[RECORDS TO USE]:
════════

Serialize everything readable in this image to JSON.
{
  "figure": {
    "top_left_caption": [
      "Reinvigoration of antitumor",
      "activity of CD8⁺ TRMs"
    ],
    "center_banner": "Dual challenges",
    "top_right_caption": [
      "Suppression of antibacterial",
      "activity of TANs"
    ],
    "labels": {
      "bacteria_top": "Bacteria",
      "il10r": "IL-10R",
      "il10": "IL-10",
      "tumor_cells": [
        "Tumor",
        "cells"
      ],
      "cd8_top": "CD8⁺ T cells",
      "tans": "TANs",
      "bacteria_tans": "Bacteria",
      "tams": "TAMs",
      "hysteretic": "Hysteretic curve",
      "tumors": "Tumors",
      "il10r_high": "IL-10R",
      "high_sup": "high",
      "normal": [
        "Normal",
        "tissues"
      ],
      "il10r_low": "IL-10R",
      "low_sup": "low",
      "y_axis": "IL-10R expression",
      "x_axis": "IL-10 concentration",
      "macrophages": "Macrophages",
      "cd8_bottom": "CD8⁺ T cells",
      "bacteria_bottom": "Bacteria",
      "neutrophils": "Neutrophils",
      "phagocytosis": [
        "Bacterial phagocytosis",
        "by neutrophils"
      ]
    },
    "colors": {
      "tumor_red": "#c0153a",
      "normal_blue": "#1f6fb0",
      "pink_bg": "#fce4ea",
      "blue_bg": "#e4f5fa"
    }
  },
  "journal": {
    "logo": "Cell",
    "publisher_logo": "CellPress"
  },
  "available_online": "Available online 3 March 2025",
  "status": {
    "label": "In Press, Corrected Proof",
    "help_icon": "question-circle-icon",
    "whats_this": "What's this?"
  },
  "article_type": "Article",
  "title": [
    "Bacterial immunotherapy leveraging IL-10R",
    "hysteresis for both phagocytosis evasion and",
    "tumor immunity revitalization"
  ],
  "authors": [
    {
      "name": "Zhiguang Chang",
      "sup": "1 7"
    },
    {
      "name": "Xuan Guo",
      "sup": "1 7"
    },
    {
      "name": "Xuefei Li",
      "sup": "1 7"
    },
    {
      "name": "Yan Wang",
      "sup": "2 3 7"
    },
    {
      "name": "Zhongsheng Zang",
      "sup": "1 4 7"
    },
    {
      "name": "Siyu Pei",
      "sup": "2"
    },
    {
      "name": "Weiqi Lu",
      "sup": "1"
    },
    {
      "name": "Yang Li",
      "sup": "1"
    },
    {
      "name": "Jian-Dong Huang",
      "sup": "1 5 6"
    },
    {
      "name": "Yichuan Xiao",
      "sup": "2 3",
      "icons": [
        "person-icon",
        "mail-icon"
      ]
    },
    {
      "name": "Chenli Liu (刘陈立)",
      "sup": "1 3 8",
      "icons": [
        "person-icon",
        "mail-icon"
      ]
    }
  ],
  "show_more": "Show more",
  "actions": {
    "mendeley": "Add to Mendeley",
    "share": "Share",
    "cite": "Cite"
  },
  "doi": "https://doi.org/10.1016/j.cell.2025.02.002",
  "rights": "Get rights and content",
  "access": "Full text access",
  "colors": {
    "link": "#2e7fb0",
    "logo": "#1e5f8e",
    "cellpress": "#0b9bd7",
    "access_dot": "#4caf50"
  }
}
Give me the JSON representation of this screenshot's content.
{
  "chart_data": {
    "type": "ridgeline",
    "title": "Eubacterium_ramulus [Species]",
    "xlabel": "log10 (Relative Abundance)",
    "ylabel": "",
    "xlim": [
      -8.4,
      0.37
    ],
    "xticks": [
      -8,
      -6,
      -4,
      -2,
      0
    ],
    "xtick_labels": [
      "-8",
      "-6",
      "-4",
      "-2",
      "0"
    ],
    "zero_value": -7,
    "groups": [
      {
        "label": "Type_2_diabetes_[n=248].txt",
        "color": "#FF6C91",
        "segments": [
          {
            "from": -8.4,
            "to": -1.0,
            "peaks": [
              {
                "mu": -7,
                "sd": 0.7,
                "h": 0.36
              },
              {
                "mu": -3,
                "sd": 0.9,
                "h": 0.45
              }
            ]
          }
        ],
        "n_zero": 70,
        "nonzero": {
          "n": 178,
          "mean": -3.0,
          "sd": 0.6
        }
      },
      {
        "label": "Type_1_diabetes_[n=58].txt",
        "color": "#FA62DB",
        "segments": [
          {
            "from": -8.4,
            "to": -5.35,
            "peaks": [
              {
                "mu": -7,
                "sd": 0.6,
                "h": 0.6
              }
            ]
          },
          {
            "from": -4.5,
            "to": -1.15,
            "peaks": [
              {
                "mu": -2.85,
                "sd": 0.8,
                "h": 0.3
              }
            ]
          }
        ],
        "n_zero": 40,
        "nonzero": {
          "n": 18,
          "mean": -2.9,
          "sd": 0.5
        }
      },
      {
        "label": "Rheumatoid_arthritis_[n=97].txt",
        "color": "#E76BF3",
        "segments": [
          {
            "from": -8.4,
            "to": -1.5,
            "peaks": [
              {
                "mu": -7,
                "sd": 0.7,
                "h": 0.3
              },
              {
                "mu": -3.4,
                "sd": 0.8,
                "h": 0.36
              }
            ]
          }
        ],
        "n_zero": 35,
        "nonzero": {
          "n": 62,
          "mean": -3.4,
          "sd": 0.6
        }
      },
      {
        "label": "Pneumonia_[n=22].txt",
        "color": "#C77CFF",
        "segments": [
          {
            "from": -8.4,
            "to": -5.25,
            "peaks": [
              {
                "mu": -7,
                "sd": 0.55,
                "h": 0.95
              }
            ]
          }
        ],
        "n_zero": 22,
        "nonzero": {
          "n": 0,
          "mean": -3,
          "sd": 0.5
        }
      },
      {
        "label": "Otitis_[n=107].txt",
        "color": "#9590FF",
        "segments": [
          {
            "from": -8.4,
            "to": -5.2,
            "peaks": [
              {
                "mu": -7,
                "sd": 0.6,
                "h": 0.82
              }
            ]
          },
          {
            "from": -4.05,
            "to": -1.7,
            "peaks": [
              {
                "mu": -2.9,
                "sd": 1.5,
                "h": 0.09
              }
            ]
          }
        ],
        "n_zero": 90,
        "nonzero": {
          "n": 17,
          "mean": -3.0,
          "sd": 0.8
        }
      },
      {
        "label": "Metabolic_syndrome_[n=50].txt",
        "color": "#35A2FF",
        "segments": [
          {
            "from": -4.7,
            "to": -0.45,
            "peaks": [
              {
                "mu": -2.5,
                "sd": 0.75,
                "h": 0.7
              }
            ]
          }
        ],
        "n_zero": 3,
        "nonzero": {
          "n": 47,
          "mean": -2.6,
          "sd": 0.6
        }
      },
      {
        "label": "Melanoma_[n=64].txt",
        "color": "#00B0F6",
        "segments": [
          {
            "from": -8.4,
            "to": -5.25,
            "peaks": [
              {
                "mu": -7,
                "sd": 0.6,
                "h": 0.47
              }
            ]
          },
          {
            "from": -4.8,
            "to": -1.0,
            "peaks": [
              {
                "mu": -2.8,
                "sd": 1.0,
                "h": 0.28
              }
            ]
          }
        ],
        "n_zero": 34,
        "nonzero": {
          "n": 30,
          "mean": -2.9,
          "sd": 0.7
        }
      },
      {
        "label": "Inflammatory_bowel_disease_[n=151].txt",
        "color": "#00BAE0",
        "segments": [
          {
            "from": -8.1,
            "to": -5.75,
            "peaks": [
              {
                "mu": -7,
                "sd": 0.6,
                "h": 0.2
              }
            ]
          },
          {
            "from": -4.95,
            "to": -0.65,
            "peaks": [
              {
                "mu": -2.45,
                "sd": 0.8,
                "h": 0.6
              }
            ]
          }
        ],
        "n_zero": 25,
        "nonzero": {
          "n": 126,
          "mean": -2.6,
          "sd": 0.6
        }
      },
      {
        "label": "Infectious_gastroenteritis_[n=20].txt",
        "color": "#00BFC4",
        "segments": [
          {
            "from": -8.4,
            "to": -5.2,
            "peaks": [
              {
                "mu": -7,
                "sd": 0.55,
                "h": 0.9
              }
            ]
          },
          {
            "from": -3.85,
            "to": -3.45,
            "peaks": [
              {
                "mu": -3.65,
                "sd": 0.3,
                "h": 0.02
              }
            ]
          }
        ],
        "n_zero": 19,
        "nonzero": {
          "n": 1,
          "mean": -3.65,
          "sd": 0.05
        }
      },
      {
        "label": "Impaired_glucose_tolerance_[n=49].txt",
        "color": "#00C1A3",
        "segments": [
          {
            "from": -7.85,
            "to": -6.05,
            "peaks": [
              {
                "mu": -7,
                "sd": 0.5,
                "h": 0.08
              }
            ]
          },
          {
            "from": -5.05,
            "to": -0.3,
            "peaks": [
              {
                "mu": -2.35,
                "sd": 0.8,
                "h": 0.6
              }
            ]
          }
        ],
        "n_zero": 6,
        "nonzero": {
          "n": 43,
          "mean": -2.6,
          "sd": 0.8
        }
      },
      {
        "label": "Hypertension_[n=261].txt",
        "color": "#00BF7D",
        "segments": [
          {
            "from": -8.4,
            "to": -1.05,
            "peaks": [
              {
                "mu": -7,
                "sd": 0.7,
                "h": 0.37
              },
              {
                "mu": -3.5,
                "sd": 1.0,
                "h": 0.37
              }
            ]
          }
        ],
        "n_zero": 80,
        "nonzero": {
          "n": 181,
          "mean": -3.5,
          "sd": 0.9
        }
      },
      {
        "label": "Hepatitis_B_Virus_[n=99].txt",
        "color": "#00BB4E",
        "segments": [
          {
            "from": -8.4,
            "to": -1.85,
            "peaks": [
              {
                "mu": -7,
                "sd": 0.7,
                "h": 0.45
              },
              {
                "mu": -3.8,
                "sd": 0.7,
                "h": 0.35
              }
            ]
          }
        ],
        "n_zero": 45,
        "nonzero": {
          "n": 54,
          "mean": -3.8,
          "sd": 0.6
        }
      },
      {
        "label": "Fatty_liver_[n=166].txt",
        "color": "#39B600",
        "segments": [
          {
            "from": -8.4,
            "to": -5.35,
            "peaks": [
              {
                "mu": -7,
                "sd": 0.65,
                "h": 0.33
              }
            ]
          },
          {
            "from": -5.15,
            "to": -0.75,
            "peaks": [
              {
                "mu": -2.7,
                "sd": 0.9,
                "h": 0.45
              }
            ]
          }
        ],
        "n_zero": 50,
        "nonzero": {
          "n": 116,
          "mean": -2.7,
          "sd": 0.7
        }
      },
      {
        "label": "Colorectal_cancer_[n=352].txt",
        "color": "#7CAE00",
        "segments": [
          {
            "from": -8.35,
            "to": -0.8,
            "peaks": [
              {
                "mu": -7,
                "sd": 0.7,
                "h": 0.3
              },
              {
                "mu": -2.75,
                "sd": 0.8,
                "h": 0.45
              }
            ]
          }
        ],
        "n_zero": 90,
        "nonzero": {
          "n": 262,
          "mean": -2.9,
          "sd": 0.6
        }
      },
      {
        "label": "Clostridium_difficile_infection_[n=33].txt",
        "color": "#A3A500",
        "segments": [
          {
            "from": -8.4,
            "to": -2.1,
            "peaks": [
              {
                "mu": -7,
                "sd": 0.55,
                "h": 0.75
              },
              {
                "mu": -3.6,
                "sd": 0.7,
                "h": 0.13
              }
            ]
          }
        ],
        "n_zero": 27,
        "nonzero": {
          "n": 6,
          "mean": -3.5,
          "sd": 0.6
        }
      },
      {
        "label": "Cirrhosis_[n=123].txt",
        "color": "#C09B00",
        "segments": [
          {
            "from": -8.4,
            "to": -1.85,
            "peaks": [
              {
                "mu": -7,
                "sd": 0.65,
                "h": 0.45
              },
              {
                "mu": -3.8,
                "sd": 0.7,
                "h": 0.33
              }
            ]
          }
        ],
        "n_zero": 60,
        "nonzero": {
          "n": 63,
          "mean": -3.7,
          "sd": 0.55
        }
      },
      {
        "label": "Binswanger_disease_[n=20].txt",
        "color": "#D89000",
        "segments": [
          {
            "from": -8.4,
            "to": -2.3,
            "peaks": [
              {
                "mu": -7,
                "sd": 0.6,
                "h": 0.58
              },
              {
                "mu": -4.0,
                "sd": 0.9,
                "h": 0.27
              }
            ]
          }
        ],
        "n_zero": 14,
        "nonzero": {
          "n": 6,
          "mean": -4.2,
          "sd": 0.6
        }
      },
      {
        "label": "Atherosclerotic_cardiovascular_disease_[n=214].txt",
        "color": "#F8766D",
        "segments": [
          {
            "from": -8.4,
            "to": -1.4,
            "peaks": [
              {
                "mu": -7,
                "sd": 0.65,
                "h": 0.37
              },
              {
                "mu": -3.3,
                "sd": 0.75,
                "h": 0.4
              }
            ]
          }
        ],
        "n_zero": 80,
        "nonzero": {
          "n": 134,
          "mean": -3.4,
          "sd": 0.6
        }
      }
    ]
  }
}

════════

[TASK TO CARRY OUT]: Within the entries, find all lines that contain "JSON" and copy each one.

[ANSWER TO THIS TASK]:
Serialize everything readable in this image to JSON.
Give me the JSON representation of this screenshot's content.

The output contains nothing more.